## WHAT IS EXPECTED
Nothing in the records may be left out or altered; reproduce them all exactly.
-- start of GIVEN DATA --
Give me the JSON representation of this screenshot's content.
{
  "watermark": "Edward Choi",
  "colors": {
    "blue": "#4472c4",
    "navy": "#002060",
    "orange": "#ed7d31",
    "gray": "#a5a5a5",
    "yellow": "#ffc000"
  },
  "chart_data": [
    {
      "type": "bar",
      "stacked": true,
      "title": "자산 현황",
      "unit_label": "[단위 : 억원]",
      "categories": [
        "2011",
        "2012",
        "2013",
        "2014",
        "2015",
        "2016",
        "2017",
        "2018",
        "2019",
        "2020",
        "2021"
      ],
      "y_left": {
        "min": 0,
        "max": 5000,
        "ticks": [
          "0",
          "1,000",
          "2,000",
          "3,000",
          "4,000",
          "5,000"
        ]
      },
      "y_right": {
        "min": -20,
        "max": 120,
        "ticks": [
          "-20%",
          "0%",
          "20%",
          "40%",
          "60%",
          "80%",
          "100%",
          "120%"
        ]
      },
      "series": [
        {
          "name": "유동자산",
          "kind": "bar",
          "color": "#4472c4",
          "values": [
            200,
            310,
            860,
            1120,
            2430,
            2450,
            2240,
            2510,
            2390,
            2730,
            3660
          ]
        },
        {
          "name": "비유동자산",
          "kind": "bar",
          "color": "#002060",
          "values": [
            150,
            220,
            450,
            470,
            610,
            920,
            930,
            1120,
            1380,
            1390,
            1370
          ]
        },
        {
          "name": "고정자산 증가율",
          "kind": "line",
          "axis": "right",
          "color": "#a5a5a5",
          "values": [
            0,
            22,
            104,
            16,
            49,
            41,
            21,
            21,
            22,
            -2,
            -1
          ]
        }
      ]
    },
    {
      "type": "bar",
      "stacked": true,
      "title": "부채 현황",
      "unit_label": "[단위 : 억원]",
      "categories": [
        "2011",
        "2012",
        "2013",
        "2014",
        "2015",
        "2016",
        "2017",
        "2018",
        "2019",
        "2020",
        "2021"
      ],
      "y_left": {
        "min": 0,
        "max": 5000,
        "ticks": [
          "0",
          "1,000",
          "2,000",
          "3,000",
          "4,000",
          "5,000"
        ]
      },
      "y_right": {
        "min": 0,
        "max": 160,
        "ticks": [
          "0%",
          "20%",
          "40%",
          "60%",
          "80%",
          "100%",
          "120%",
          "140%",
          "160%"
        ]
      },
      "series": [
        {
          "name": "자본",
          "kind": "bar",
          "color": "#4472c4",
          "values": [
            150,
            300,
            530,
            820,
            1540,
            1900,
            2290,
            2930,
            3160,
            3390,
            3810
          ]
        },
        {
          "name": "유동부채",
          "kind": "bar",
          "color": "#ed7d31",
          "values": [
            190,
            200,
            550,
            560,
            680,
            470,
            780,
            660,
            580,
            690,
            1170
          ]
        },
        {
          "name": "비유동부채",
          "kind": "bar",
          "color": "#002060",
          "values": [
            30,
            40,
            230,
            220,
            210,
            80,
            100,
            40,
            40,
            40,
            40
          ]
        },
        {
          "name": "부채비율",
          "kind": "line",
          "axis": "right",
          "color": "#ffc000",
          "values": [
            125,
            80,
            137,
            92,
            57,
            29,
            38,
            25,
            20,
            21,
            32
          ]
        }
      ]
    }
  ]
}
-- end of GIVEN DATA --
## FINISHED ANSWER
Give me the JSON representation of this screenshot's content.
{
  "watermark": "Edward Choi",
  "colors": {
    "blue": "#4472c4",
    "navy": "#002060",
    "orange": "#ed7d31",
    "gray": "#a5a5a5",
    "yellow": "#ffc000"
  },
  "chart_data": [
    {
      "type": "bar",
      "stacked": true,
      "title": "자산 현황",
      "unit_label": "[단위 : 억원]",
      "categories": [
        "2011",
        "2012",
        "2013",
        "2014",
        "2015",
        "2016",
        "2017",
        "2018",
        "2019",
        "2020",
        "2021"
      ],
      "y_left": {
        "min": 0,
        "max": 5000,
        "ticks": [
          "0",
          "1,000",
          "2,000",
          "3,000",
          "4,000",
          "5,000"
        ]
      },
      "y_right": {
        "min": -20,
        "max": 120,
        "ticks": [
          "-20%",
          "0%",
          "20%",
          "40%",
          "60%",
          "80%",
          "100%",
          "120%"
        ]
      },
      "series": [
        {
          "name": "유동자산",
          "kind": "bar",
          "color": "#4472c4",
          "values": [
            200,
            310,
            860,
            1120,
            2430,
            2450,
            2240,
            2510,
            2390,
            2730,
            3660
          ]
        },
        {
          "name": "비유동자산",
          "kind": "bar",
          "color": "#002060",
          "values": [
            150,
            220,
            450,
            470,
            610,
            920,
            930,
            1120,
            1380,
            1390,
            1370
          ]
        },
        {
          "name": "고정자산 증가율",
          "kind": "line",
          "axis": "right",
          "color": "#a5a5a5",
          "values": [
            0,
            22,
            104,
            16,
            49,
            41,
            21,
            21,
            22,
            -2,
            -1
          ]
        }
      ]
    },
    {
      "type": "bar",
      "stacked": true,
      "title": "부채 현황",
      "unit_label": "[단위 : 억원]",
      "categories": [
        "2011",
        "2012",
        "2013",
        "2014",
        "2015",
        "2016",
        "2017",
        "2018",
        "2019",
        "2020",
        "2021"
      ],
      "y_left": {
        "min": 0,
        "max": 5000,
        "ticks": [
          "0",
          "1,000",
          "2,000",
          "3,000",
          "4,000",
          "5,000"
        ]
      },
      "y_right": {
        "min": 0,
        "max": 160,
        "ticks": [
          "0%",
          "20%",
          "40%",
          "60%",
          "80%",
          "100%",
          "120%",
          "140%",
          "160%"
        ]
      },
      "series": [
        {
          "name": "자본",
          "kind": "bar",
          "color": "#4472c4",
          "values": [
            150,
            300,
            530,
            820,
            1540,
            1900,
            2290,
            2930,
            3160,
            3390,
            3810
          ]
        },
        {
          "name": "유동부채",
          "kind": "bar",
          "color": "#ed7d31",
          "values": [
            190,
            200,
            550,
            560,
            680,
            470,
            780,
            660,
            580,
            690,
            1170
          ]
        },
        {
          "name": "비유동부채",
          "kind": "bar",
          "color": "#002060",
          "values": [
            30,
            40,
            230,
            220,
            210,
            80,
            100,
            40,
            40,
            40,
            40
          ]
        },
        {
          "name": "부채비율",
          "kind": "line",
          "axis": "right",
          "color": "#ffc000",
          "values": [
            125,
            80,
            137,
            92,
            57,
            29,
            38,
            25,
            20,
            21,
            32
          ]
        }
      ]
    }
  ]
}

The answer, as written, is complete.